→ **TASK GOAL**: Extract the records in full, leaving every picture out.

►

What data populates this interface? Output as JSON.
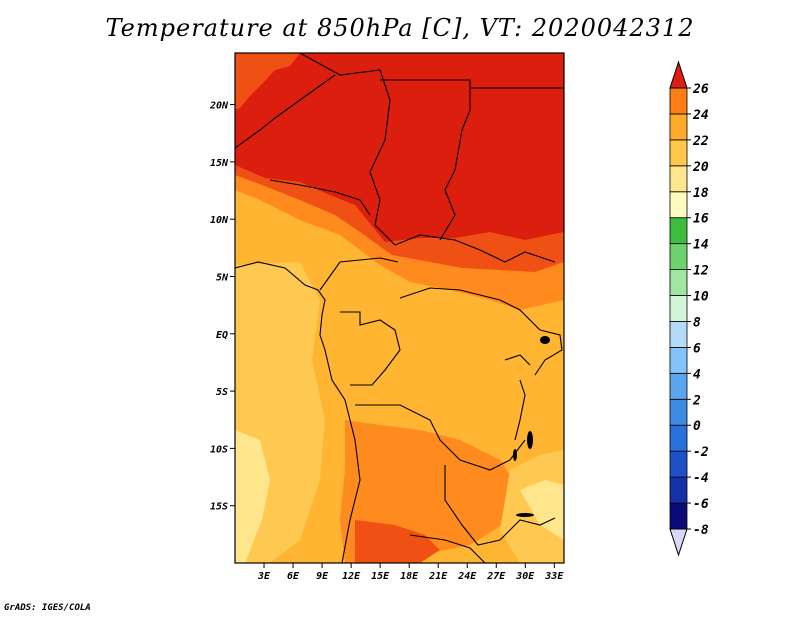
{
  "title": "Temperature at 850hPa [C], VT: 2020042312",
  "credit": "GrADS: IGES/COLA",
  "map": {
    "lat_range": [
      -20,
      24.5
    ],
    "lon_range": [
      0,
      34
    ],
    "lat_ticks": [
      {
        "value": 20,
        "label": "20N"
      },
      {
        "value": 15,
        "label": "15N"
      },
      {
        "value": 10,
        "label": "10N"
      },
      {
        "value": 5,
        "label": "5N"
      },
      {
        "value": 0,
        "label": "EQ"
      },
      {
        "value": -5,
        "label": "5S"
      },
      {
        "value": -10,
        "label": "10S"
      },
      {
        "value": -15,
        "label": "15S"
      }
    ],
    "lon_ticks": [
      {
        "value": 3,
        "label": "3E"
      },
      {
        "value": 6,
        "label": "6E"
      },
      {
        "value": 9,
        "label": "9E"
      },
      {
        "value": 12,
        "label": "12E"
      },
      {
        "value": 15,
        "label": "15E"
      },
      {
        "value": 18,
        "label": "18E"
      },
      {
        "value": 21,
        "label": "21E"
      },
      {
        "value": 24,
        "label": "24E"
      },
      {
        "value": 27,
        "label": "27E"
      },
      {
        "value": 30,
        "label": "30E"
      },
      {
        "value": 33,
        "label": "33E"
      }
    ]
  },
  "colorbar": {
    "levels": [
      "-8",
      "-6",
      "-4",
      "-2",
      "0",
      "2",
      "4",
      "6",
      "8",
      "10",
      "12",
      "14",
      "16",
      "18",
      "20",
      "22",
      "24",
      "26"
    ],
    "colors": [
      "#d8d8f6",
      "#0a0a78",
      "#1432a8",
      "#1e50c8",
      "#2870dc",
      "#3c8ce6",
      "#5aa5f0",
      "#82c3fa",
      "#b4dcfa",
      "#d2f5d7",
      "#a0e6a0",
      "#6ed26e",
      "#3cbe3c",
      "#fffabe",
      "#ffe68c",
      "#ffc84b",
      "#ffaa28",
      "#ff7d14",
      "#f05014",
      "#dc1e0f"
    ]
  }
}
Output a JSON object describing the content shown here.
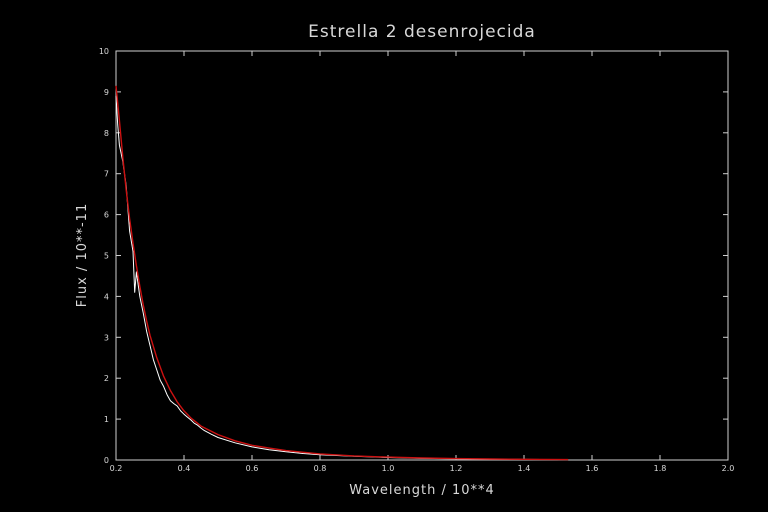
{
  "chart_data": {
    "type": "line",
    "title": "Estrella  2  desenrojecida",
    "xlabel": "Wavelength  /  10**4",
    "ylabel": "Flux  /  10**-11",
    "xlim": [
      0.2,
      2.0
    ],
    "ylim": [
      0,
      10
    ],
    "x_ticks": [
      "0.2",
      "0.4",
      "0.6",
      "0.8",
      "1.0",
      "1.2",
      "1.4",
      "1.6",
      "1.8",
      "2.0"
    ],
    "y_ticks": [
      "0",
      "1",
      "2",
      "3",
      "4",
      "5",
      "6",
      "7",
      "8",
      "9",
      "10"
    ],
    "grid": false,
    "colors": {
      "observed": "#ffffff",
      "model": "#cc1111",
      "frame": "#cfcfcf",
      "background": "#000000"
    },
    "series": [
      {
        "style": "observed",
        "x": [
          0.2,
          0.205,
          0.21,
          0.215,
          0.22,
          0.23,
          0.24,
          0.25,
          0.255,
          0.26,
          0.27,
          0.28,
          0.29,
          0.3,
          0.31,
          0.32,
          0.33,
          0.34,
          0.35,
          0.36,
          0.37,
          0.38,
          0.39,
          0.4,
          0.41,
          0.42,
          0.43,
          0.44,
          0.45,
          0.46,
          0.48,
          0.5,
          0.55,
          0.6,
          0.65,
          0.7,
          0.75,
          0.8,
          0.85,
          0.9,
          1.0,
          1.1,
          1.2,
          1.3,
          1.4,
          1.5
        ],
        "y": [
          8.9,
          8.2,
          7.7,
          7.5,
          7.3,
          6.7,
          5.6,
          5.1,
          4.1,
          4.6,
          4.0,
          3.6,
          3.15,
          2.8,
          2.45,
          2.2,
          1.95,
          1.8,
          1.6,
          1.45,
          1.38,
          1.32,
          1.2,
          1.12,
          1.05,
          0.98,
          0.9,
          0.85,
          0.78,
          0.72,
          0.63,
          0.55,
          0.42,
          0.32,
          0.25,
          0.2,
          0.16,
          0.13,
          0.11,
          0.09,
          0.06,
          0.04,
          0.03,
          0.02,
          0.015,
          0.01
        ]
      },
      {
        "style": "model",
        "x": [
          0.2,
          0.21,
          0.22,
          0.23,
          0.24,
          0.25,
          0.26,
          0.27,
          0.28,
          0.29,
          0.3,
          0.32,
          0.34,
          0.36,
          0.38,
          0.4,
          0.42,
          0.45,
          0.5,
          0.55,
          0.6,
          0.65,
          0.7,
          0.8,
          0.9,
          1.0,
          1.1,
          1.2,
          1.3,
          1.4,
          1.53
        ],
        "y": [
          9.15,
          8.3,
          7.4,
          6.6,
          5.9,
          5.3,
          4.75,
          4.25,
          3.8,
          3.4,
          3.05,
          2.5,
          2.05,
          1.7,
          1.42,
          1.2,
          1.03,
          0.83,
          0.62,
          0.47,
          0.36,
          0.29,
          0.23,
          0.15,
          0.1,
          0.07,
          0.05,
          0.035,
          0.025,
          0.018,
          0.01
        ]
      }
    ]
  }
}
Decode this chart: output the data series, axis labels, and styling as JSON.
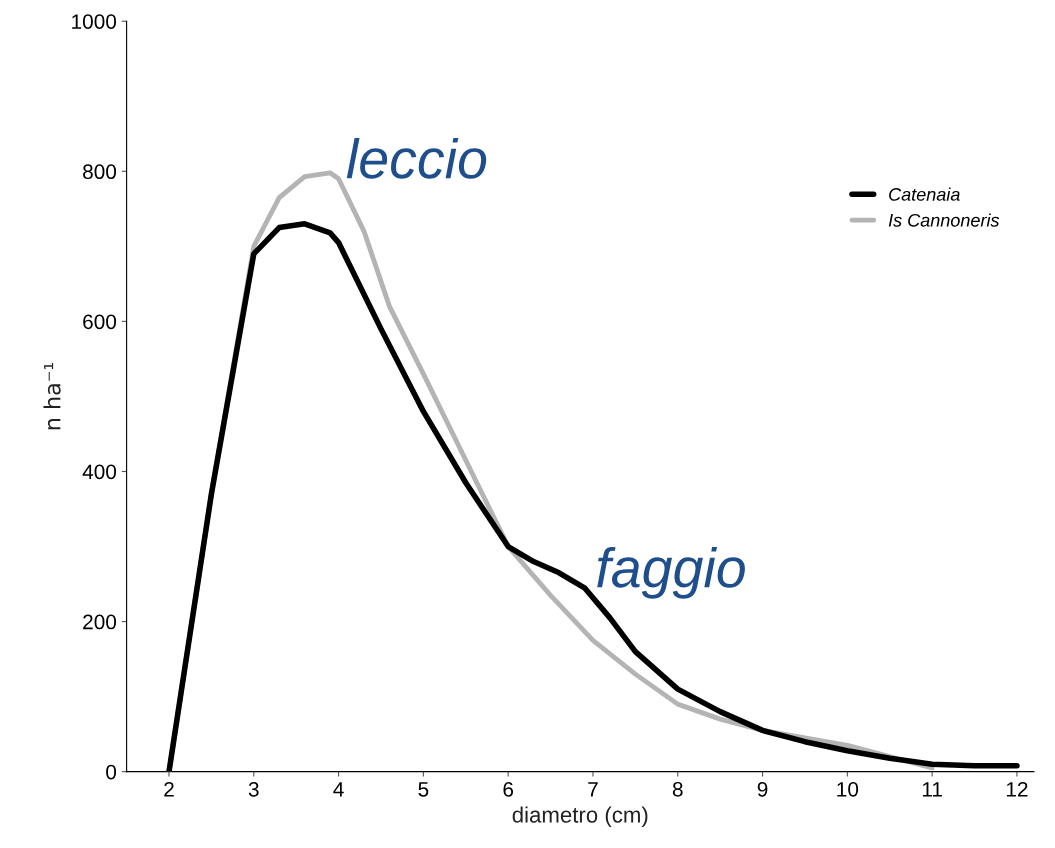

◄

→ **IN RESPONSE**:
What data populates this interface? Output as JSON.
{
  "title": "Temperature at 850hPa [C], VT: 2020042312",
  "credit": "GrADS: IGES/COLA",
  "map": {
    "lat_range": [
      -20,
      24.5
    ],
    "lon_range": [
      0,
      34
    ],
    "lat_ticks": [
      {
        "value": 20,
        "label": "20N"
      },
      {
        "value": 15,
        "label": "15N"
      },
      {
        "value": 10,
        "label": "10N"
      },
      {
        "value": 5,
        "label": "5N"
      },
      {
        "value": 0,
        "label": "EQ"
      },
      {
        "value": -5,
        "label": "5S"
      },
      {
        "value": -10,
        "label": "10S"
      },
      {
        "value": -15,
        "label": "15S"
      }
    ],
    "lon_ticks": [
      {
        "value": 3,
        "label": "3E"
      },
      {
        "value": 6,
        "label": "6E"
      },
      {
        "value": 9,
        "label": "9E"
      },
      {
        "value": 12,
        "label": "12E"
      },
      {
        "value": 15,
        "label": "15E"
      },
      {
        "value": 18,
        "label": "18E"
      },
      {
        "value": 21,
        "label": "21E"
      },
      {
        "value": 24,
        "label": "24E"
      },
      {
        "value": 27,
        "label": "27E"
      },
      {
        "value": 30,
        "label": "30E"
      },
      {
        "value": 33,
        "label": "33E"
      }
    ]
  },
  "colorbar": {
    "levels": [
      "-8",
      "-6",
      "-4",
      "-2",
      "0",
      "2",
      "4",
      "6",
      "8",
      "10",
      "12",
      "14",
      "16",
      "18",
      "20",
      "22",
      "24",
      "26"
    ],
    "colors": [
      "#d8d8f6",
      "#0a0a78",
      "#1432a8",
      "#1e50c8",
      "#2870dc",
      "#3c8ce6",
      "#5aa5f0",
      "#82c3fa",
      "#b4dcfa",
      "#d2f5d7",
      "#a0e6a0",
      "#6ed26e",
      "#3cbe3c",
      "#fffabe",
      "#ffe68c",
      "#ffc84b",
      "#ffaa28",
      "#ff7d14",
      "#f05014",
      "#dc1e0f"
    ]
  }
}
Output a JSON object describing the content shown here.
{
  "chart_data": {
    "type": "line",
    "title": "Estrella  2  desenrojecida",
    "xlabel": "Wavelength  /  10**4",
    "ylabel": "Flux  /  10**-11",
    "xlim": [
      0.2,
      2.0
    ],
    "ylim": [
      0,
      10
    ],
    "x_ticks": [
      "0.2",
      "0.4",
      "0.6",
      "0.8",
      "1.0",
      "1.2",
      "1.4",
      "1.6",
      "1.8",
      "2.0"
    ],
    "y_ticks": [
      "0",
      "1",
      "2",
      "3",
      "4",
      "5",
      "6",
      "7",
      "8",
      "9",
      "10"
    ],
    "grid": false,
    "colors": {
      "observed": "#ffffff",
      "model": "#cc1111",
      "frame": "#cfcfcf",
      "background": "#000000"
    },
    "series": [
      {
        "style": "observed",
        "x": [
          0.2,
          0.205,
          0.21,
          0.215,
          0.22,
          0.23,
          0.24,
          0.25,
          0.255,
          0.26,
          0.27,
          0.28,
          0.29,
          0.3,
          0.31,
          0.32,
          0.33,
          0.34,
          0.35,
          0.36,
          0.37,
          0.38,
          0.39,
          0.4,
          0.41,
          0.42,
          0.43,
          0.44,
          0.45,
          0.46,
          0.48,
          0.5,
          0.55,
          0.6,
          0.65,
          0.7,
          0.75,
          0.8,
          0.85,
          0.9,
          1.0,
          1.1,
          1.2,
          1.3,
          1.4,
          1.5
        ],
        "y": [
          8.9,
          8.2,
          7.7,
          7.5,
          7.3,
          6.7,
          5.6,
          5.1,
          4.1,
          4.6,
          4.0,
          3.6,
          3.15,
          2.8,
          2.45,
          2.2,
          1.95,
          1.8,
          1.6,
          1.45,
          1.38,
          1.32,
          1.2,
          1.12,
          1.05,
          0.98,
          0.9,
          0.85,
          0.78,
          0.72,
          0.63,
          0.55,
          0.42,
          0.32,
          0.25,
          0.2,
          0.16,
          0.13,
          0.11,
          0.09,
          0.06,
          0.04,
          0.03,
          0.02,
          0.015,
          0.01
        ]
      },
      {
        "style": "model",
        "x": [
          0.2,
          0.21,
          0.22,
          0.23,
          0.24,
          0.25,
          0.26,
          0.27,
          0.28,
          0.29,
          0.3,
          0.32,
          0.34,
          0.36,
          0.38,
          0.4,
          0.42,
          0.45,
          0.5,
          0.55,
          0.6,
          0.65,
          0.7,
          0.8,
          0.9,
          1.0,
          1.1,
          1.2,
          1.3,
          1.4,
          1.53
        ],
        "y": [
          9.15,
          8.3,
          7.4,
          6.6,
          5.9,
          5.3,
          4.75,
          4.25,
          3.8,
          3.4,
          3.05,
          2.5,
          2.05,
          1.7,
          1.42,
          1.2,
          1.03,
          0.83,
          0.62,
          0.47,
          0.36,
          0.29,
          0.23,
          0.15,
          0.1,
          0.07,
          0.05,
          0.035,
          0.025,
          0.018,
          0.01
        ]
      }
    ]
  }
}
Decode this chart: output the data series, axis labels, and styling as JSON.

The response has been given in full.